## WHAT THE EXERCISE ASKS
Tell how many lines in these records contain the string "screenshot", with only the number as the reply.

## Extracted records
>>>

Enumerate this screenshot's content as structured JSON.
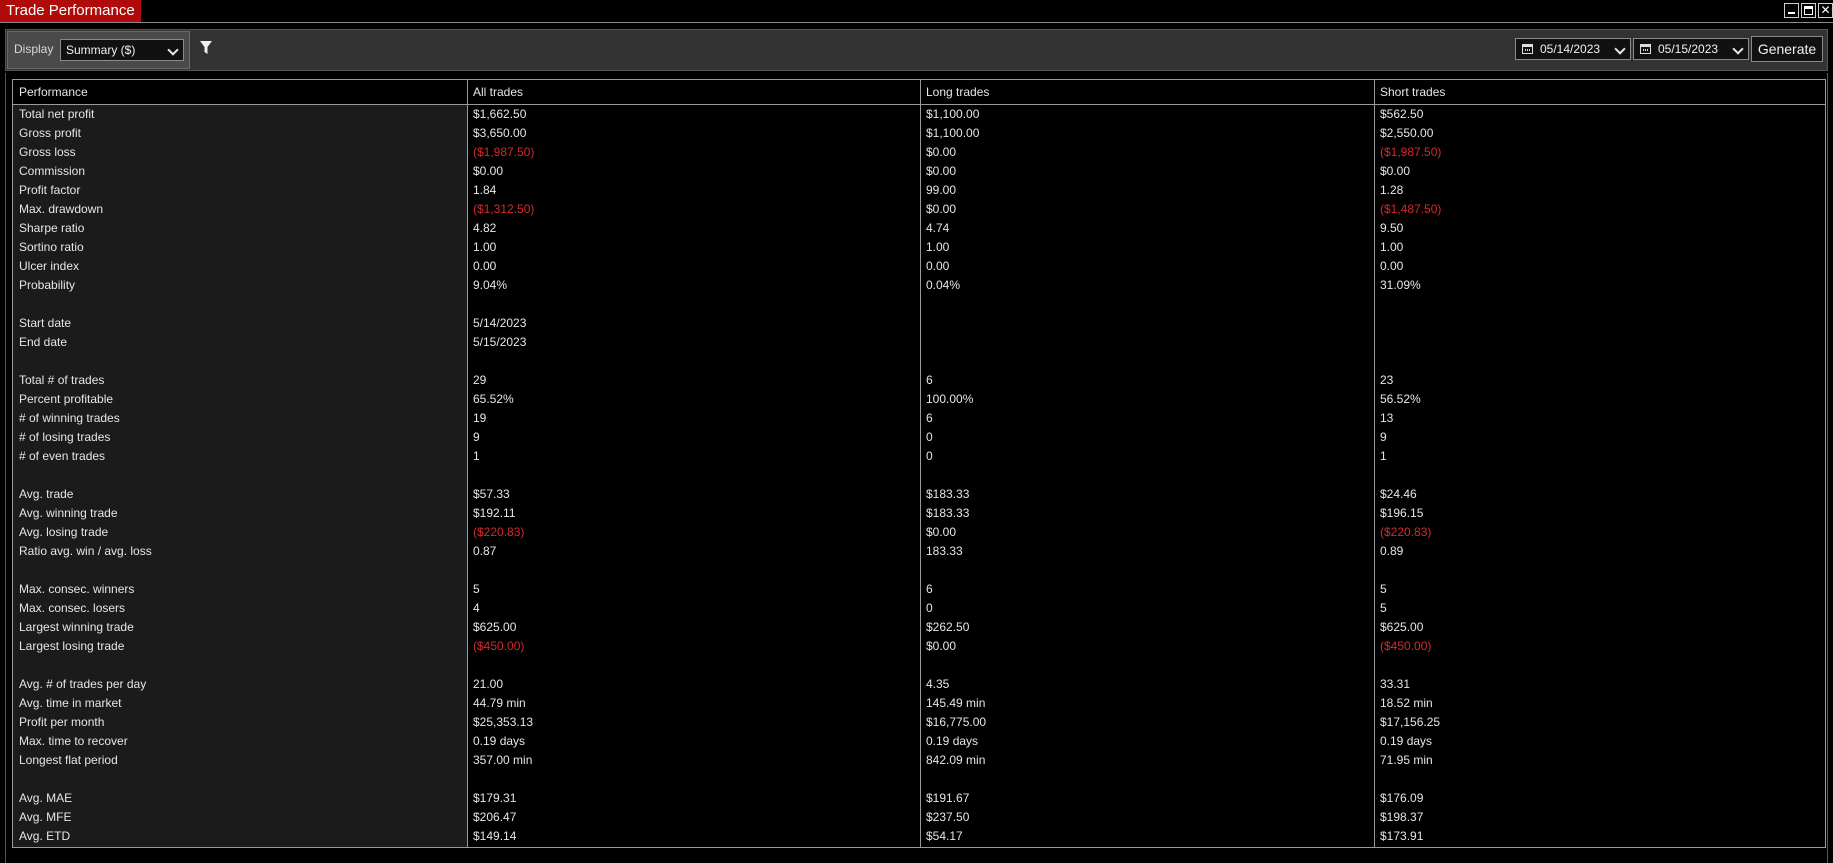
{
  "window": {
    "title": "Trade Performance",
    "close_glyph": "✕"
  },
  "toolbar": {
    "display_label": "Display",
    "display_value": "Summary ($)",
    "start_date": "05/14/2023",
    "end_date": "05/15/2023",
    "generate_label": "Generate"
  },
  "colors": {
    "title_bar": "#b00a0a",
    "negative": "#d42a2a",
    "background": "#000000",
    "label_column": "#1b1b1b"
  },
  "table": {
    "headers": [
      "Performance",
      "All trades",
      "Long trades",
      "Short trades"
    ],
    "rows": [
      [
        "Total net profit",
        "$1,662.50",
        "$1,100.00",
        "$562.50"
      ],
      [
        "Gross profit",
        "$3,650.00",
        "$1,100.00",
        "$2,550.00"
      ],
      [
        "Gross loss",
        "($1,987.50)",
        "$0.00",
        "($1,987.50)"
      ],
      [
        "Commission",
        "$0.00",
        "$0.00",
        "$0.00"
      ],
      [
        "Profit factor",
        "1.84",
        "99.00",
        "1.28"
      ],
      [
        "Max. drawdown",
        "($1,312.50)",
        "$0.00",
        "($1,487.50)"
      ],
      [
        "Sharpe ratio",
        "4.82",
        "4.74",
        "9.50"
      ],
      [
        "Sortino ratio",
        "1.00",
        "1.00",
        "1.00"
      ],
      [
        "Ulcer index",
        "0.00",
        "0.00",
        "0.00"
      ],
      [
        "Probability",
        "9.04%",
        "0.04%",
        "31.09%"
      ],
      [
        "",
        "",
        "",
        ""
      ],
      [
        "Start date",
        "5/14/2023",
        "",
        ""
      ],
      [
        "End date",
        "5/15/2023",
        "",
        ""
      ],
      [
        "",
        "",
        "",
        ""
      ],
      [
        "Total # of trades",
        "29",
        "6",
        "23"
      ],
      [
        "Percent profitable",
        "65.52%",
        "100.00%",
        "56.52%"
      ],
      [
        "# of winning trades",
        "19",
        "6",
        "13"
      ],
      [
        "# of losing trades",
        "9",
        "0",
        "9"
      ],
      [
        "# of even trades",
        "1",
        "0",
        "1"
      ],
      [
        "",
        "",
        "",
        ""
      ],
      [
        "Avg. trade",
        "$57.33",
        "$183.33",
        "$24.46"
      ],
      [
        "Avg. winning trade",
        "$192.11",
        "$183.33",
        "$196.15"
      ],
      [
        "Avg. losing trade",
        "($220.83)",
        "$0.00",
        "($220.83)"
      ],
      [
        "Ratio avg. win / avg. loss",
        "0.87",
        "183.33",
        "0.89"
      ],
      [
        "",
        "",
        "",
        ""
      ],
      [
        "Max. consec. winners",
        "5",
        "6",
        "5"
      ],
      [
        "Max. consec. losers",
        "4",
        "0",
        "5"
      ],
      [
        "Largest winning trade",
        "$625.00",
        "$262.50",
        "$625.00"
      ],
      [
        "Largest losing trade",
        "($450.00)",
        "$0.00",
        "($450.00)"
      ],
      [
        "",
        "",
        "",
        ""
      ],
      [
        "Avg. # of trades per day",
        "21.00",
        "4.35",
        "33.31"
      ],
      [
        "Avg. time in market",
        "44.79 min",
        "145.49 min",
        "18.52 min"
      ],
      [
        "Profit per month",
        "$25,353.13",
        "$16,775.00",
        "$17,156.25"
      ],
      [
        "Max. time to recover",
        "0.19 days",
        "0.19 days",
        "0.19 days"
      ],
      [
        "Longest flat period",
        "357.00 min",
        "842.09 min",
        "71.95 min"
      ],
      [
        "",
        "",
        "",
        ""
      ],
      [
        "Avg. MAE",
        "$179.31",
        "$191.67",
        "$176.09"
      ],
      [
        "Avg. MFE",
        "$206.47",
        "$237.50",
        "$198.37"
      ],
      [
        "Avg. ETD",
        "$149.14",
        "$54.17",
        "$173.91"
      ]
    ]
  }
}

<<<
>>>

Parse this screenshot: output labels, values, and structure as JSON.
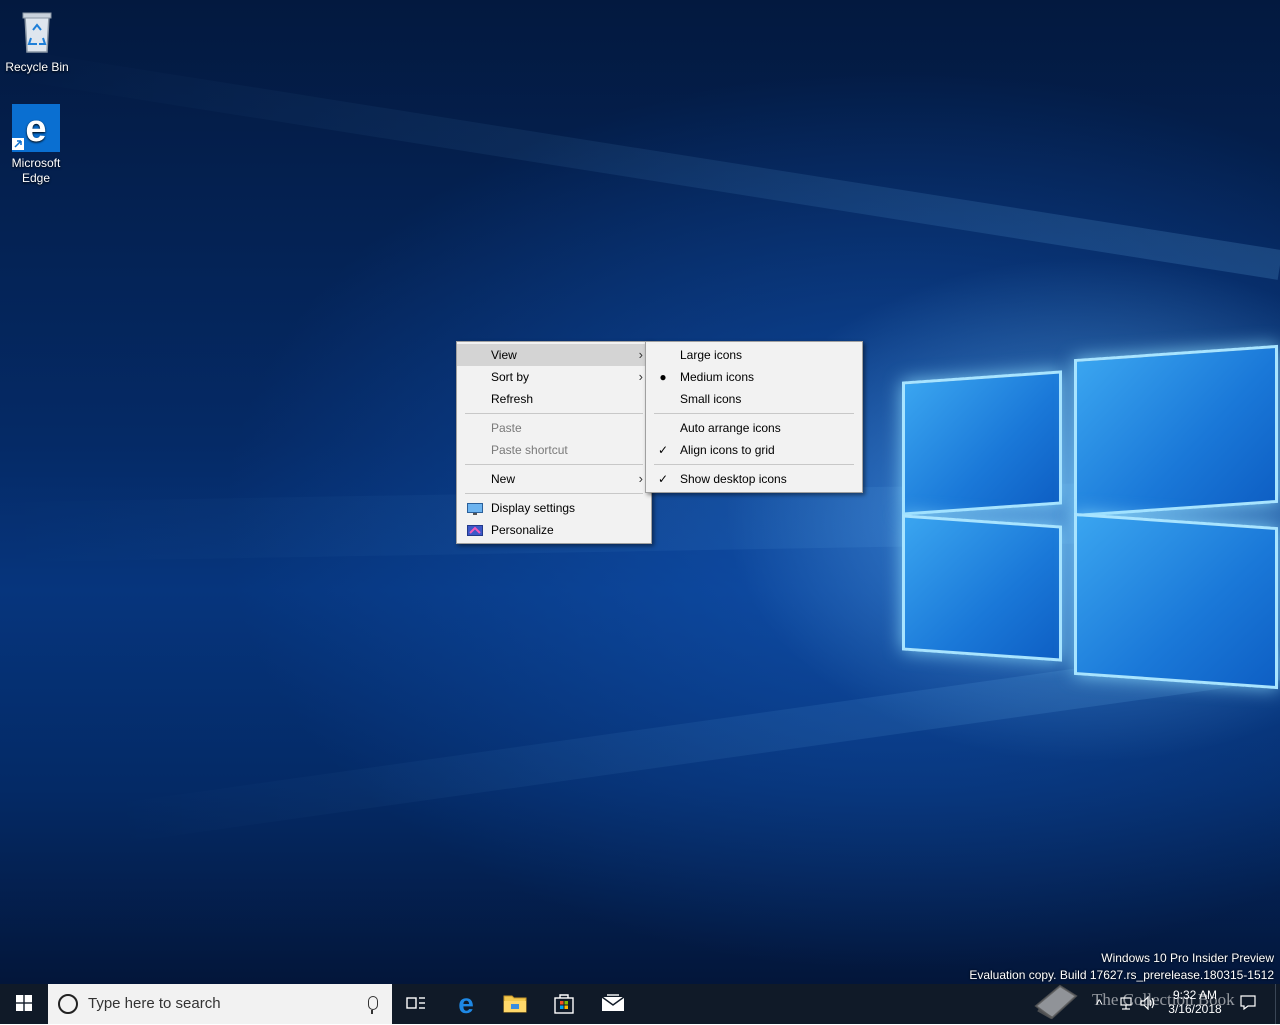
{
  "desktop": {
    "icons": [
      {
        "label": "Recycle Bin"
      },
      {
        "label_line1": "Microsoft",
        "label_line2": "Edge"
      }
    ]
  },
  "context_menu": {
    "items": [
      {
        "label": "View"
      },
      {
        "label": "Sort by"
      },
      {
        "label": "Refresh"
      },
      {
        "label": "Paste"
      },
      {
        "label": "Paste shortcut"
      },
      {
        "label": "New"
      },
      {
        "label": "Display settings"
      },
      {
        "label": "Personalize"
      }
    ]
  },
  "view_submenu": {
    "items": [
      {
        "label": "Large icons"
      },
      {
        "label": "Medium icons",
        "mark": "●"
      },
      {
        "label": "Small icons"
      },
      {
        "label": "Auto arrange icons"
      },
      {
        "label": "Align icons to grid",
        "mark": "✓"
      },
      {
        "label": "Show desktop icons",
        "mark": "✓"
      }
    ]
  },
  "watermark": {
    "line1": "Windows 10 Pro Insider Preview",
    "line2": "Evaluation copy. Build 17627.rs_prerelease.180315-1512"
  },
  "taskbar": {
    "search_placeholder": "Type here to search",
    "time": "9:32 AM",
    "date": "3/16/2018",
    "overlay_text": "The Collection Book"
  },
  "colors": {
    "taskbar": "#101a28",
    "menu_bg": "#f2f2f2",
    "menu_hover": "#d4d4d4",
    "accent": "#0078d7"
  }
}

<<<

## FULL ANSWER
2